- **Directions**
Your task is to output the data exactly as it stands.

- **Excerpted data**
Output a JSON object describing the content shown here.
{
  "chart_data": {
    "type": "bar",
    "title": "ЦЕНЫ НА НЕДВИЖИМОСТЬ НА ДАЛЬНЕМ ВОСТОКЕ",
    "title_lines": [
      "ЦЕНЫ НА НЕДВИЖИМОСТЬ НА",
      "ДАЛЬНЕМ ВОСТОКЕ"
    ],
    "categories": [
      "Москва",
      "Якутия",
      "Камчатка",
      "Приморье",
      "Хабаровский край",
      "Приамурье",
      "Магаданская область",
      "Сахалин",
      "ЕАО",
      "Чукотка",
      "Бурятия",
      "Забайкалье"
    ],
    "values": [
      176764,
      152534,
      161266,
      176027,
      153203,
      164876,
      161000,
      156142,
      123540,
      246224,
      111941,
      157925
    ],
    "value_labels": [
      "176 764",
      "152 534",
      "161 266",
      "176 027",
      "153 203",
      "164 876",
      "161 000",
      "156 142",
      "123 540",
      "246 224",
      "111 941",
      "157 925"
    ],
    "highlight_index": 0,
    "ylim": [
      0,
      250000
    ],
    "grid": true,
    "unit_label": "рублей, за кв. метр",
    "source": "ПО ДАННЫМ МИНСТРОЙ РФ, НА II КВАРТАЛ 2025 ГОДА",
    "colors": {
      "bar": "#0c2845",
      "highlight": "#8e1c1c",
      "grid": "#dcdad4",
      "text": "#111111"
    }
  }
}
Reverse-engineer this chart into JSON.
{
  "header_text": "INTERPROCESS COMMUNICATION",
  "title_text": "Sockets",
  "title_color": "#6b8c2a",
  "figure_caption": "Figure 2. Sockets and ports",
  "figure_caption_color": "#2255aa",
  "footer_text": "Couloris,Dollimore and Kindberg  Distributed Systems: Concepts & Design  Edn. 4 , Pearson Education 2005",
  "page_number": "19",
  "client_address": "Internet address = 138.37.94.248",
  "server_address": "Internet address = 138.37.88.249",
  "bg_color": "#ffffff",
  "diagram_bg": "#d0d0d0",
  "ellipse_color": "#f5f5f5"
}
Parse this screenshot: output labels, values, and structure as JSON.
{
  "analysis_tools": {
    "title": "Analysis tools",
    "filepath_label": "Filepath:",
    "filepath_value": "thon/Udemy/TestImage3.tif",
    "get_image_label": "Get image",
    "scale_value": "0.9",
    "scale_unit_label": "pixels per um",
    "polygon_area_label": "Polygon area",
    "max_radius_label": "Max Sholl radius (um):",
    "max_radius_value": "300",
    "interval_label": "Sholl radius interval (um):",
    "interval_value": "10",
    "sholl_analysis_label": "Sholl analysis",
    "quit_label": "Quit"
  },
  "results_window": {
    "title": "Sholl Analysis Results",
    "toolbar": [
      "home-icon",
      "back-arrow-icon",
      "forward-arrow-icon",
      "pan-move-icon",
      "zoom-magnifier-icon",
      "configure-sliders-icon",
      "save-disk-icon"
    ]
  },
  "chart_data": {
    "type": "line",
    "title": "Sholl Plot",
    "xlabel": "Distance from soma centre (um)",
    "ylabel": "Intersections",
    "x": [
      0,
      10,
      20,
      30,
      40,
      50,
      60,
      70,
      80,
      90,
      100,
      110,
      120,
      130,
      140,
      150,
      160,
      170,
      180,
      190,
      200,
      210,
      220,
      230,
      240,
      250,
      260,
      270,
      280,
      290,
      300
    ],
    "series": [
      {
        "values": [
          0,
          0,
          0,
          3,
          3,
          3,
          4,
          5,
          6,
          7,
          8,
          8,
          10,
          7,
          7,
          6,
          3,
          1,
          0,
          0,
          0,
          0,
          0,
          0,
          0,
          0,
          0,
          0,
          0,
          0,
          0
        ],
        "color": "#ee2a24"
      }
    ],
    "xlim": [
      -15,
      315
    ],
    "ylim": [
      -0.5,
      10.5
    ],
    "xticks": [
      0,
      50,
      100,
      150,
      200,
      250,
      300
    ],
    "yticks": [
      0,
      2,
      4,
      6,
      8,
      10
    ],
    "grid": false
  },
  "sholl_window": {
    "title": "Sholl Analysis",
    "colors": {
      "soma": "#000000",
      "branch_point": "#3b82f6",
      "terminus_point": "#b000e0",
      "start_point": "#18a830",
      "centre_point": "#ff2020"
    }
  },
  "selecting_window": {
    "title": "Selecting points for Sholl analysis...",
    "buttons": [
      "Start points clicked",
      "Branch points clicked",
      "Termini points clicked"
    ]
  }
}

- **Response for this exercise**
Output a JSON object describing the content shown here.
{
  "chart_data": {
    "type": "bar",
    "title": "ЦЕНЫ НА НЕДВИЖИМОСТЬ НА ДАЛЬНЕМ ВОСТОКЕ",
    "title_lines": [
      "ЦЕНЫ НА НЕДВИЖИМОСТЬ НА",
      "ДАЛЬНЕМ ВОСТОКЕ"
    ],
    "categories": [
      "Москва",
      "Якутия",
      "Камчатка",
      "Приморье",
      "Хабаровский край",
      "Приамурье",
      "Магаданская область",
      "Сахалин",
      "ЕАО",
      "Чукотка",
      "Бурятия",
      "Забайкалье"
    ],
    "values": [
      176764,
      152534,
      161266,
      176027,
      153203,
      164876,
      161000,
      156142,
      123540,
      246224,
      111941,
      157925
    ],
    "value_labels": [
      "176 764",
      "152 534",
      "161 266",
      "176 027",
      "153 203",
      "164 876",
      "161 000",
      "156 142",
      "123 540",
      "246 224",
      "111 941",
      "157 925"
    ],
    "highlight_index": 0,
    "ylim": [
      0,
      250000
    ],
    "grid": true,
    "unit_label": "рублей, за кв. метр",
    "source": "ПО ДАННЫМ МИНСТРОЙ РФ, НА II КВАРТАЛ 2025 ГОДА",
    "colors": {
      "bar": "#0c2845",
      "highlight": "#8e1c1c",
      "grid": "#dcdad4",
      "text": "#111111"
    }
  }
}
Reverse-engineer this chart into JSON.
{
  "header_text": "INTERPROCESS COMMUNICATION",
  "title_text": "Sockets",
  "title_color": "#6b8c2a",
  "figure_caption": "Figure 2. Sockets and ports",
  "figure_caption_color": "#2255aa",
  "footer_text": "Couloris,Dollimore and Kindberg  Distributed Systems: Concepts & Design  Edn. 4 , Pearson Education 2005",
  "page_number": "19",
  "client_address": "Internet address = 138.37.94.248",
  "server_address": "Internet address = 138.37.88.249",
  "bg_color": "#ffffff",
  "diagram_bg": "#d0d0d0",
  "ellipse_color": "#f5f5f5"
}
Parse this screenshot: output labels, values, and structure as JSON.
{
  "analysis_tools": {
    "title": "Analysis tools",
    "filepath_label": "Filepath:",
    "filepath_value": "thon/Udemy/TestImage3.tif",
    "get_image_label": "Get image",
    "scale_value": "0.9",
    "scale_unit_label": "pixels per um",
    "polygon_area_label": "Polygon area",
    "max_radius_label": "Max Sholl radius (um):",
    "max_radius_value": "300",
    "interval_label": "Sholl radius interval (um):",
    "interval_value": "10",
    "sholl_analysis_label": "Sholl analysis",
    "quit_label": "Quit"
  },
  "results_window": {
    "title": "Sholl Analysis Results",
    "toolbar": [
      "home-icon",
      "back-arrow-icon",
      "forward-arrow-icon",
      "pan-move-icon",
      "zoom-magnifier-icon",
      "configure-sliders-icon",
      "save-disk-icon"
    ]
  },
  "chart_data": {
    "type": "line",
    "title": "Sholl Plot",
    "xlabel": "Distance from soma centre (um)",
    "ylabel": "Intersections",
    "x": [
      0,
      10,
      20,
      30,
      40,
      50,
      60,
      70,
      80,
      90,
      100,
      110,
      120,
      130,
      140,
      150,
      160,
      170,
      180,
      190,
      200,
      210,
      220,
      230,
      240,
      250,
      260,
      270,
      280,
      290,
      300
    ],
    "series": [
      {
        "values": [
          0,
          0,
          0,
          3,
          3,
          3,
          4,
          5,
          6,
          7,
          8,
          8,
          10,
          7,
          7,
          6,
          3,
          1,
          0,
          0,
          0,
          0,
          0,
          0,
          0,
          0,
          0,
          0,
          0,
          0,
          0
        ],
        "color": "#ee2a24"
      }
    ],
    "xlim": [
      -15,
      315
    ],
    "ylim": [
      -0.5,
      10.5
    ],
    "xticks": [
      0,
      50,
      100,
      150,
      200,
      250,
      300
    ],
    "yticks": [
      0,
      2,
      4,
      6,
      8,
      10
    ],
    "grid": false
  },
  "sholl_window": {
    "title": "Sholl Analysis",
    "colors": {
      "soma": "#000000",
      "branch_point": "#3b82f6",
      "terminus_point": "#b000e0",
      "start_point": "#18a830",
      "centre_point": "#ff2020"
    }
  },
  "selecting_window": {
    "title": "Selecting points for Sholl analysis...",
    "buttons": [
      "Start points clicked",
      "Branch points clicked",
      "Termini points clicked"
    ]
  }
}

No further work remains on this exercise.